* Description of the task: Every entry here needs to be repeated exactly.

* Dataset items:
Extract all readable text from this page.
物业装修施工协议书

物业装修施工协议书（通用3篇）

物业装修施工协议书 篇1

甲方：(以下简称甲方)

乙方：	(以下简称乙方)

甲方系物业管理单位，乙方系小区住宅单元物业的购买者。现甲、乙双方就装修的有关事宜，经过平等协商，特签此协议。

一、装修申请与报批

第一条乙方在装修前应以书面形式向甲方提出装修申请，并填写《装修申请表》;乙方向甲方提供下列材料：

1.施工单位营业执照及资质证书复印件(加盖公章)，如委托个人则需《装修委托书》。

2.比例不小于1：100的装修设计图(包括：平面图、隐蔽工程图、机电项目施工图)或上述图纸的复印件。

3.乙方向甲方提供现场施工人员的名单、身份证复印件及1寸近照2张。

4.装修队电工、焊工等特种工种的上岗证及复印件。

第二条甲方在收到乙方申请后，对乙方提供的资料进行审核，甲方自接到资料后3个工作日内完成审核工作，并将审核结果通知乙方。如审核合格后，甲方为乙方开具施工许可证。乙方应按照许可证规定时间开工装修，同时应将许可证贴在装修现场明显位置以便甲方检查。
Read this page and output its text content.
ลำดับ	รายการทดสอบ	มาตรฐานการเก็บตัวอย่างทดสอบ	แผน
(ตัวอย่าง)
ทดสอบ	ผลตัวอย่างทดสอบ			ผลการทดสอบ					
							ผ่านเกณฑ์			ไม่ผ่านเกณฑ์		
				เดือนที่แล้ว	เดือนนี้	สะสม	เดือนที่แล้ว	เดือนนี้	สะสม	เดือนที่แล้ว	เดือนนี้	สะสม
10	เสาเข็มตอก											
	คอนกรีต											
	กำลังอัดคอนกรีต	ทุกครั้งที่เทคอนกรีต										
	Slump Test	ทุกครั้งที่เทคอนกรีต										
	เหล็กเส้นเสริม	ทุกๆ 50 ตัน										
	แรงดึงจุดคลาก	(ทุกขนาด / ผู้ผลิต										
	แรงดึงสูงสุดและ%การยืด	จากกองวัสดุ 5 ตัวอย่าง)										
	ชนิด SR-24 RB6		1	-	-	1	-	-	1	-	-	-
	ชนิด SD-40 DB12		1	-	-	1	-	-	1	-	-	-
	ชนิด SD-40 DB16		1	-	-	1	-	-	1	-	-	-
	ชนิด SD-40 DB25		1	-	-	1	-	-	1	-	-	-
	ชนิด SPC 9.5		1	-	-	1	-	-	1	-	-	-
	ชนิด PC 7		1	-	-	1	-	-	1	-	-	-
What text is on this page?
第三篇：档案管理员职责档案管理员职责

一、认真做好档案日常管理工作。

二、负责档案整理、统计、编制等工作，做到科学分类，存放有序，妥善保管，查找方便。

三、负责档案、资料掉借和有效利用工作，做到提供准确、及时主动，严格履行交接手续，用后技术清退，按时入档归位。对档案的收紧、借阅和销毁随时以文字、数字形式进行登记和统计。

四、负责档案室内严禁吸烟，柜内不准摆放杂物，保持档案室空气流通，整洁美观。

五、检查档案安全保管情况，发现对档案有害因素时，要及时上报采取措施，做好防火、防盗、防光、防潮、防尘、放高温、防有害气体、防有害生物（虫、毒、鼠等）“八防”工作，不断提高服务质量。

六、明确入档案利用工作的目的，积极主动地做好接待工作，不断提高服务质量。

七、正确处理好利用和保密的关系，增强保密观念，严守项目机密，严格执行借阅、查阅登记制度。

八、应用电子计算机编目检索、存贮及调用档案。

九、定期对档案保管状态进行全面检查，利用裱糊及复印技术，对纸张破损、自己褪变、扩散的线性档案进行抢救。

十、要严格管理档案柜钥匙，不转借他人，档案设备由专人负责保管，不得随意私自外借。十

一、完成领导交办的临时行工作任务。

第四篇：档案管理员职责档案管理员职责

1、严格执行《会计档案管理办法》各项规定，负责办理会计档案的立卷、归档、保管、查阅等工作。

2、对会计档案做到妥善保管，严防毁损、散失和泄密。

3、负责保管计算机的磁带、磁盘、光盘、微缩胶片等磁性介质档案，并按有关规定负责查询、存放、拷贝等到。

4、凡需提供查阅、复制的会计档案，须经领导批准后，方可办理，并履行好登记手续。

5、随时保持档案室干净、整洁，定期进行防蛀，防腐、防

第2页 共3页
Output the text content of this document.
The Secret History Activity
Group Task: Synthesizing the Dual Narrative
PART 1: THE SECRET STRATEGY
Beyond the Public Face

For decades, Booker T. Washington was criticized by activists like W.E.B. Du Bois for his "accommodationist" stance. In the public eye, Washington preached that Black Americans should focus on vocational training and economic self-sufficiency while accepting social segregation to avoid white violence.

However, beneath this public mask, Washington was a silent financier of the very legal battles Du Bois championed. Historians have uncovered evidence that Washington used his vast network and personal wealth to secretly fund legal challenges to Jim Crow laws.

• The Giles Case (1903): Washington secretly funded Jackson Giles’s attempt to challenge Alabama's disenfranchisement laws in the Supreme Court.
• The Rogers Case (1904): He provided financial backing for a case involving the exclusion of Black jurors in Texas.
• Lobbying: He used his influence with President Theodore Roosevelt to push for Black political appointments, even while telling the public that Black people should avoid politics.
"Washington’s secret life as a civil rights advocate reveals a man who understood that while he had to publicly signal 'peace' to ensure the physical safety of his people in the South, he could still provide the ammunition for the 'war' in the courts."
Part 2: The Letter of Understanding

* Output for this task:
Extract all readable text from this page.
物业装修施工协议书

物业装修施工协议书（通用3篇）

物业装修施工协议书 篇1

甲方：(以下简称甲方)

乙方：	(以下简称乙方)

甲方系物业管理单位，乙方系小区住宅单元物业的购买者。现甲、乙双方就装修的有关事宜，经过平等协商，特签此协议。

一、装修申请与报批

第一条乙方在装修前应以书面形式向甲方提出装修申请，并填写《装修申请表》;乙方向甲方提供下列材料：

1.施工单位营业执照及资质证书复印件(加盖公章)，如委托个人则需《装修委托书》。

2.比例不小于1：100的装修设计图(包括：平面图、隐蔽工程图、机电项目施工图)或上述图纸的复印件。

3.乙方向甲方提供现场施工人员的名单、身份证复印件及1寸近照2张。

4.装修队电工、焊工等特种工种的上岗证及复印件。

第二条甲方在收到乙方申请后，对乙方提供的资料进行审核，甲方自接到资料后3个工作日内完成审核工作，并将审核结果通知乙方。如审核合格后，甲方为乙方开具施工许可证。乙方应按照许可证规定时间开工装修，同时应将许可证贴在装修现场明显位置以便甲方检查。
Read this page and output its text content.
ลำดับ	รายการทดสอบ	มาตรฐานการเก็บตัวอย่างทดสอบ	แผน
(ตัวอย่าง)
ทดสอบ	ผลตัวอย่างทดสอบ			ผลการทดสอบ					
							ผ่านเกณฑ์			ไม่ผ่านเกณฑ์		
				เดือนที่แล้ว	เดือนนี้	สะสม	เดือนที่แล้ว	เดือนนี้	สะสม	เดือนที่แล้ว	เดือนนี้	สะสม
10	เสาเข็มตอก											
	คอนกรีต											
	กำลังอัดคอนกรีต	ทุกครั้งที่เทคอนกรีต										
	Slump Test	ทุกครั้งที่เทคอนกรีต										
	เหล็กเส้นเสริม	ทุกๆ 50 ตัน										
	แรงดึงจุดคลาก	(ทุกขนาด / ผู้ผลิต										
	แรงดึงสูงสุดและ%การยืด	จากกองวัสดุ 5 ตัวอย่าง)										
	ชนิด SR-24 RB6		1	-	-	1	-	-	1	-	-	-
	ชนิด SD-40 DB12		1	-	-	1	-	-	1	-	-	-
	ชนิด SD-40 DB16		1	-	-	1	-	-	1	-	-	-
	ชนิด SD-40 DB25		1	-	-	1	-	-	1	-	-	-
	ชนิด SPC 9.5		1	-	-	1	-	-	1	-	-	-
	ชนิด PC 7		1	-	-	1	-	-	1	-	-	-
What text is on this page?
第三篇：档案管理员职责档案管理员职责

一、认真做好档案日常管理工作。

二、负责档案整理、统计、编制等工作，做到科学分类，存放有序，妥善保管，查找方便。

三、负责档案、资料掉借和有效利用工作，做到提供准确、及时主动，严格履行交接手续，用后技术清退，按时入档归位。对档案的收紧、借阅和销毁随时以文字、数字形式进行登记和统计。

四、负责档案室内严禁吸烟，柜内不准摆放杂物，保持档案室空气流通，整洁美观。

五、检查档案安全保管情况，发现对档案有害因素时，要及时上报采取措施，做好防火、防盗、防光、防潮、防尘、放高温、防有害气体、防有害生物（虫、毒、鼠等）“八防”工作，不断提高服务质量。

六、明确入档案利用工作的目的，积极主动地做好接待工作，不断提高服务质量。

七、正确处理好利用和保密的关系，增强保密观念，严守项目机密，严格执行借阅、查阅登记制度。

八、应用电子计算机编目检索、存贮及调用档案。

九、定期对档案保管状态进行全面检查，利用裱糊及复印技术，对纸张破损、自己褪变、扩散的线性档案进行抢救。

十、要严格管理档案柜钥匙，不转借他人，档案设备由专人负责保管，不得随意私自外借。十

一、完成领导交办的临时行工作任务。

第四篇：档案管理员职责档案管理员职责

1、严格执行《会计档案管理办法》各项规定，负责办理会计档案的立卷、归档、保管、查阅等工作。

2、对会计档案做到妥善保管，严防毁损、散失和泄密。

3、负责保管计算机的磁带、磁盘、光盘、微缩胶片等磁性介质档案，并按有关规定负责查询、存放、拷贝等到。

4、凡需提供查阅、复制的会计档案，须经领导批准后，方可办理，并履行好登记手续。

5、随时保持档案室干净、整洁，定期进行防蛀，防腐、防

第2页 共3页
Output the text content of this document.
The Secret History Activity
Group Task: Synthesizing the Dual Narrative
PART 1: THE SECRET STRATEGY
Beyond the Public Face

For decades, Booker T. Washington was criticized by activists like W.E.B. Du Bois for his "accommodationist" stance. In the public eye, Washington preached that Black Americans should focus on vocational training and economic self-sufficiency while accepting social segregation to avoid white violence.

However, beneath this public mask, Washington was a silent financier of the very legal battles Du Bois championed. Historians have uncovered evidence that Washington used his vast network and personal wealth to secretly fund legal challenges to Jim Crow laws.

• The Giles Case (1903): Washington secretly funded Jackson Giles’s attempt to challenge Alabama's disenfranchisement laws in the Supreme Court.
• The Rogers Case (1904): He provided financial backing for a case involving the exclusion of Black jurors in Texas.
• Lobbying: He used his influence with President Theodore Roosevelt to push for Black political appointments, even while telling the public that Black people should avoid politics.
"Washington’s secret life as a civil rights advocate reveals a man who understood that while he had to publicly signal 'peace' to ensure the physical safety of his people in the South, he could still provide the ammunition for the 'war' in the courts."
Part 2: The Letter of Understanding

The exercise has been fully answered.